====== Information shown

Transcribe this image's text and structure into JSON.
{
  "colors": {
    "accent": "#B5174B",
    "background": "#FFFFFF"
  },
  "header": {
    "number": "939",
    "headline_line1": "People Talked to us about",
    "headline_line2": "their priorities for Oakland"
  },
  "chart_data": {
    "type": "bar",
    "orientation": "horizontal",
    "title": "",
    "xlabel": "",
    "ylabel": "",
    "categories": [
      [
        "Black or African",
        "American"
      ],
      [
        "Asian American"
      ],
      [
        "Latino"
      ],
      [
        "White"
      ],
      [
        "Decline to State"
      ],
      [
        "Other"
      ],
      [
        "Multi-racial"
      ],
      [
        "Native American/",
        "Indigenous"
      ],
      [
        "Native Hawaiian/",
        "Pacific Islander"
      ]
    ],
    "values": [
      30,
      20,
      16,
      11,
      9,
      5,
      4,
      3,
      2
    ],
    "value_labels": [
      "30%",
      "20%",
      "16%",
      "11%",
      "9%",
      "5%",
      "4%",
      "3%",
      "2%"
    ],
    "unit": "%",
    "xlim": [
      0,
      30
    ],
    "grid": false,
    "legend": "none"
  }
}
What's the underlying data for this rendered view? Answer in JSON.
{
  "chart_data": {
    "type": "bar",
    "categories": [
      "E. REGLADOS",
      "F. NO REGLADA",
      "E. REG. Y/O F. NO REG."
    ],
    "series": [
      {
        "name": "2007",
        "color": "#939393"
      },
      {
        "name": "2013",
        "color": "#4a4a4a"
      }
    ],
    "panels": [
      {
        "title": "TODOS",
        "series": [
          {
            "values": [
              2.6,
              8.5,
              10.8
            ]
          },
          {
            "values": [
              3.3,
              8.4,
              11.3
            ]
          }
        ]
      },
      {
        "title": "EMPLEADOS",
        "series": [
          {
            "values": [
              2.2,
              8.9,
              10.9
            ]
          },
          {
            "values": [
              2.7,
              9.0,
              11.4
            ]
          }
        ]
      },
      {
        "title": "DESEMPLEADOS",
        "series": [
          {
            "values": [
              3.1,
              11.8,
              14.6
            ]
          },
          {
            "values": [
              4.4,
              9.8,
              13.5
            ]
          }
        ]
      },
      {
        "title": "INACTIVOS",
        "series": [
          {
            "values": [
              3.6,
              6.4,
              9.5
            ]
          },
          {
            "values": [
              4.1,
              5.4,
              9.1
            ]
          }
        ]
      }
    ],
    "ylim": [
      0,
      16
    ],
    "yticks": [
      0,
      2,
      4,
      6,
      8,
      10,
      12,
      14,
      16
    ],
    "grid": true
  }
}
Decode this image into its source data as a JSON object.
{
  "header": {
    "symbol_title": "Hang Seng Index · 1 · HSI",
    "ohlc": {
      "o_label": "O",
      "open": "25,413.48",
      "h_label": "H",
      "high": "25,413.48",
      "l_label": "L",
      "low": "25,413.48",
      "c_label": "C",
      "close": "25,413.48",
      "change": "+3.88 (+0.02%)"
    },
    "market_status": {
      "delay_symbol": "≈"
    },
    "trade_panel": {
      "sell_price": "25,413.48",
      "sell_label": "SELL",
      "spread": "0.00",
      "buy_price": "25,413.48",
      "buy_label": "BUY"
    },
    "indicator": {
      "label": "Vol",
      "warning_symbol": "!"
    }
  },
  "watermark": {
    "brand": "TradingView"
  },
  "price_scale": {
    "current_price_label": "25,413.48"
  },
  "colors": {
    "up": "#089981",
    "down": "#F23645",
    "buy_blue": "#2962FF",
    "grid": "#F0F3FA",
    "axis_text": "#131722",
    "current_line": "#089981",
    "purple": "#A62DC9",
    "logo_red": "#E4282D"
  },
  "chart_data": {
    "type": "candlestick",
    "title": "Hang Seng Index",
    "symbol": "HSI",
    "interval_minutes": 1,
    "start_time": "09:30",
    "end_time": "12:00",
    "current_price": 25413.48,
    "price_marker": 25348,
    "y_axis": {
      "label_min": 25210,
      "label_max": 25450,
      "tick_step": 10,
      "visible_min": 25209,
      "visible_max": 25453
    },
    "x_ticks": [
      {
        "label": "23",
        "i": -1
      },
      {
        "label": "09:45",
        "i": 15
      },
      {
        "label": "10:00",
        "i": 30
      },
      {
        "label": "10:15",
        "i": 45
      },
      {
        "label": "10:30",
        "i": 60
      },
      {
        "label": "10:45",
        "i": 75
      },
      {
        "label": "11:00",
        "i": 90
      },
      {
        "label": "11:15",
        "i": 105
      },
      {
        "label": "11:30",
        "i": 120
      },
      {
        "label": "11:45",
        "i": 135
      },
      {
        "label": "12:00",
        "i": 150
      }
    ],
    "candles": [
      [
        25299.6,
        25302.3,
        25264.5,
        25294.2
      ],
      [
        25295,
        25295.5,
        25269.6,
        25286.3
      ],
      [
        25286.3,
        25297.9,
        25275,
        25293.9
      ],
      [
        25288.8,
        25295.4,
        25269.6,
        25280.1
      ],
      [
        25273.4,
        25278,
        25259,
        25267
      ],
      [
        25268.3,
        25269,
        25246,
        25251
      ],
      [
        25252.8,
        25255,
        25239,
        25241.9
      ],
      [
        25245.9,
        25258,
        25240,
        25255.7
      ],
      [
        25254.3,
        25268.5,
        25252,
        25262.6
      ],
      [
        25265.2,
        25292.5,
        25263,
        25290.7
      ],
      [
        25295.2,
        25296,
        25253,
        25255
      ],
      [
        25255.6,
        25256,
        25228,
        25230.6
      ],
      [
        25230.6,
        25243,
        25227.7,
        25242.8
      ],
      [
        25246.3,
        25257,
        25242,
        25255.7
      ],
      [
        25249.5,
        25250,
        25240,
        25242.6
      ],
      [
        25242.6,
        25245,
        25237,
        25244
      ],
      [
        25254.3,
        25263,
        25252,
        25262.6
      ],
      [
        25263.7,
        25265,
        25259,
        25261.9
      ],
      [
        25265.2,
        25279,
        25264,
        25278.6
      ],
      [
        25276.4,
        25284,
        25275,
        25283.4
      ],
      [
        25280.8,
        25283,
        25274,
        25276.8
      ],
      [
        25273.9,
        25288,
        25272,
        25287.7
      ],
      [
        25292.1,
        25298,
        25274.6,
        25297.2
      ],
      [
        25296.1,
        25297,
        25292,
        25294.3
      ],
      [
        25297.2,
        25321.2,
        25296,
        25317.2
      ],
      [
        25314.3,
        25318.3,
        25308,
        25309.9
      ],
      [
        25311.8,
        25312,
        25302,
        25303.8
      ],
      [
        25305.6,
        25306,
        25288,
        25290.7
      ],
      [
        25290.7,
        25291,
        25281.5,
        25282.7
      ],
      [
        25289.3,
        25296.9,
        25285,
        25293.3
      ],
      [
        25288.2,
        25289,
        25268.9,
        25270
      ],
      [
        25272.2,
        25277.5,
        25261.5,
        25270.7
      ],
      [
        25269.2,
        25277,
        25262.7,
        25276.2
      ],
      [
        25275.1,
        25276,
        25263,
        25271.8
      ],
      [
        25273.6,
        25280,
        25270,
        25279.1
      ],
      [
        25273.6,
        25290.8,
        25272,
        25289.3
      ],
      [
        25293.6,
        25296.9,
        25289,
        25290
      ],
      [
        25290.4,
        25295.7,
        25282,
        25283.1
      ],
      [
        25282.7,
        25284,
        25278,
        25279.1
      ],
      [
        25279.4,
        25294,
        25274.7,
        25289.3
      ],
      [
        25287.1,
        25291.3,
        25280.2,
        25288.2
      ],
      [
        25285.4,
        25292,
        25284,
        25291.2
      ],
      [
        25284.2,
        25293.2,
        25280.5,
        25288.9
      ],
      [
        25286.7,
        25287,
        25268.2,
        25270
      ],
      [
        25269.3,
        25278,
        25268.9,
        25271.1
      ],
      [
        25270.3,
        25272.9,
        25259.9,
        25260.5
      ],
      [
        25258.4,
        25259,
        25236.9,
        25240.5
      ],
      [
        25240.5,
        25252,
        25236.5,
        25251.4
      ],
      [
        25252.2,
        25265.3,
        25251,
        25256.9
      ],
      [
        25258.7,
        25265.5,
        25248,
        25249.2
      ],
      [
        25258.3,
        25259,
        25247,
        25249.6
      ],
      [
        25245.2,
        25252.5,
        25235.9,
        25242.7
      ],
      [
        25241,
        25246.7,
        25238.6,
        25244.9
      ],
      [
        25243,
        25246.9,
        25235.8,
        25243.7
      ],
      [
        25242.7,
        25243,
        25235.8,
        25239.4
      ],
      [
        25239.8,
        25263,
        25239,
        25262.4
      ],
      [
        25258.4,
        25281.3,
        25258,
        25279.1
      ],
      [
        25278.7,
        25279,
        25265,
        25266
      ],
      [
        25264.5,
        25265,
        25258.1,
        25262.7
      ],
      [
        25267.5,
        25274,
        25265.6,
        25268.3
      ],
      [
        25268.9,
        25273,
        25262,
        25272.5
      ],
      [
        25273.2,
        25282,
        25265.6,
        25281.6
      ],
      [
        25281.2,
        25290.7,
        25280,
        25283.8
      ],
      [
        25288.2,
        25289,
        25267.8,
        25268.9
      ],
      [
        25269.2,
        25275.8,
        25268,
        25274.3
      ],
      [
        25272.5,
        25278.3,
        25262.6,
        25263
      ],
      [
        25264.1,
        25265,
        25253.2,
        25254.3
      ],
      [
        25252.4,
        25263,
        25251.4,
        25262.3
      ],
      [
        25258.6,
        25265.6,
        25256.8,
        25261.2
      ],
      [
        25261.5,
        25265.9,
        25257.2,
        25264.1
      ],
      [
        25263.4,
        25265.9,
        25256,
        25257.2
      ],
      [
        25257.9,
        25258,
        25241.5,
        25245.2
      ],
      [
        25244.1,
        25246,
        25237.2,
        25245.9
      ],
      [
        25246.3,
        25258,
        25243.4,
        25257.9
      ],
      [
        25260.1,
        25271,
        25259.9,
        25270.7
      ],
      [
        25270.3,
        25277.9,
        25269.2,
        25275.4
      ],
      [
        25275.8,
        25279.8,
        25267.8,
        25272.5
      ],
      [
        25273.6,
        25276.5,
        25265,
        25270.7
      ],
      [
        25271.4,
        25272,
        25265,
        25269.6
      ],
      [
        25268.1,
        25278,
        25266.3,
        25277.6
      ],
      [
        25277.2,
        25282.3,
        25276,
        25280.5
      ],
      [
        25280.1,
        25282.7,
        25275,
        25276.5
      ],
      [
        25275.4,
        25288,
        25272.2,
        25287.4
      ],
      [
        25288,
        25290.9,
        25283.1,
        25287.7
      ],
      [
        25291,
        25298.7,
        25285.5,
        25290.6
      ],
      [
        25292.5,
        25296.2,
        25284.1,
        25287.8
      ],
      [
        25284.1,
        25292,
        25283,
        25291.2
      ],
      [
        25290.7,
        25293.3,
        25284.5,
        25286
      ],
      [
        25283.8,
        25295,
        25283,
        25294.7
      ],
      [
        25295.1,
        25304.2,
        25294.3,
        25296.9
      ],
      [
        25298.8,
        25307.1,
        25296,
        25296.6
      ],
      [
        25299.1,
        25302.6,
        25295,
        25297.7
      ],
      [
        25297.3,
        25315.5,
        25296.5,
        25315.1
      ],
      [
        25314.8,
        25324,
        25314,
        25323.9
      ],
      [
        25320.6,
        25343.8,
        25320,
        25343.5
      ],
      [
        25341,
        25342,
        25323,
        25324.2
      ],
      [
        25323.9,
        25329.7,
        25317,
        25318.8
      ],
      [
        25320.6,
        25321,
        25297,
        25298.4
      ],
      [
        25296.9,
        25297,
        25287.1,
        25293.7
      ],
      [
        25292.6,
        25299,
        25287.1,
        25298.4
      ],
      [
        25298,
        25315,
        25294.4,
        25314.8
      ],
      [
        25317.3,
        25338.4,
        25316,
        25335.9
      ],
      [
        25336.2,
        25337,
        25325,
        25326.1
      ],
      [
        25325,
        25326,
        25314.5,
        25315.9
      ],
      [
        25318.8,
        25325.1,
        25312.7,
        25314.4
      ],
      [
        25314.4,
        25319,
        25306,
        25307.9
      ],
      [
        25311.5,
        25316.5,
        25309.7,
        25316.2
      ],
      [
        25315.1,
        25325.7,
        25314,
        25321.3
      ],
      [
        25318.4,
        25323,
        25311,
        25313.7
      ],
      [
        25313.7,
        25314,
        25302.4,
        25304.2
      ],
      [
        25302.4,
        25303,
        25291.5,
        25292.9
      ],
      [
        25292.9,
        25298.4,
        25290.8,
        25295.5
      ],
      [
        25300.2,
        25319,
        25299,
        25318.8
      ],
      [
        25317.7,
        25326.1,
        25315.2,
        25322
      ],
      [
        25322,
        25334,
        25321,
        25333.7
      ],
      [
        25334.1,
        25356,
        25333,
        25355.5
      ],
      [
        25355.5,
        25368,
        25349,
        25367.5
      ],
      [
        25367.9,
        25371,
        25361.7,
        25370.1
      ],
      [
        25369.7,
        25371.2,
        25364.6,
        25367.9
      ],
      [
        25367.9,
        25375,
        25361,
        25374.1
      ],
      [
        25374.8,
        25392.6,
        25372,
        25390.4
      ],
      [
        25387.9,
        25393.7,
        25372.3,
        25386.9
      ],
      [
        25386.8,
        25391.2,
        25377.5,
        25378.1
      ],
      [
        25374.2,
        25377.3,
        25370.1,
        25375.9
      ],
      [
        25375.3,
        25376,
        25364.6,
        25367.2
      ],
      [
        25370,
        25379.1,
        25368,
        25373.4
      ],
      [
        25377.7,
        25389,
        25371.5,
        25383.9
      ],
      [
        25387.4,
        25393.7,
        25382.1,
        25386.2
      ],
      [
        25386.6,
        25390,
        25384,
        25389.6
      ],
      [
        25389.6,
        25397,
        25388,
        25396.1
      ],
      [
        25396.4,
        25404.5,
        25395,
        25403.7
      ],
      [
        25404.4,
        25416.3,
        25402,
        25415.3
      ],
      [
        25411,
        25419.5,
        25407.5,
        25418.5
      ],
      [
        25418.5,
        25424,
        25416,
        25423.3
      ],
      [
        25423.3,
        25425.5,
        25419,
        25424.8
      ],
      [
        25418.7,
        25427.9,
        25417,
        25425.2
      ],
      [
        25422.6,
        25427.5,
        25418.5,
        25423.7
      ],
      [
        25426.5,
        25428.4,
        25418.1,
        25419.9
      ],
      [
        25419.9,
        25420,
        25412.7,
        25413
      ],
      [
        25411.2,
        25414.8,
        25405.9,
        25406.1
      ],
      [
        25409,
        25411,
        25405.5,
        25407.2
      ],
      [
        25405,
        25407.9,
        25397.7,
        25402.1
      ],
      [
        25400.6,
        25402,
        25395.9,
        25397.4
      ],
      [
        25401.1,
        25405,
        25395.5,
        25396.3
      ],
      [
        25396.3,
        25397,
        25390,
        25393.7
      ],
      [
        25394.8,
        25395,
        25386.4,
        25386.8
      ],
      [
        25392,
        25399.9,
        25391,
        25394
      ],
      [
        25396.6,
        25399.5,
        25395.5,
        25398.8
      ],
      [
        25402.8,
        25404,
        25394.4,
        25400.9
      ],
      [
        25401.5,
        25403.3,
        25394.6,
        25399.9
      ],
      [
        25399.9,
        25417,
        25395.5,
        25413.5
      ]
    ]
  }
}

============

The problem
Lines of the material that contain the word "JSON" are to be gathered.

Answer
Transcribe this image's text and structure into JSON.
What's the underlying data for this rendered view? Answer in JSON.
Decode this image into its source data as a JSON object.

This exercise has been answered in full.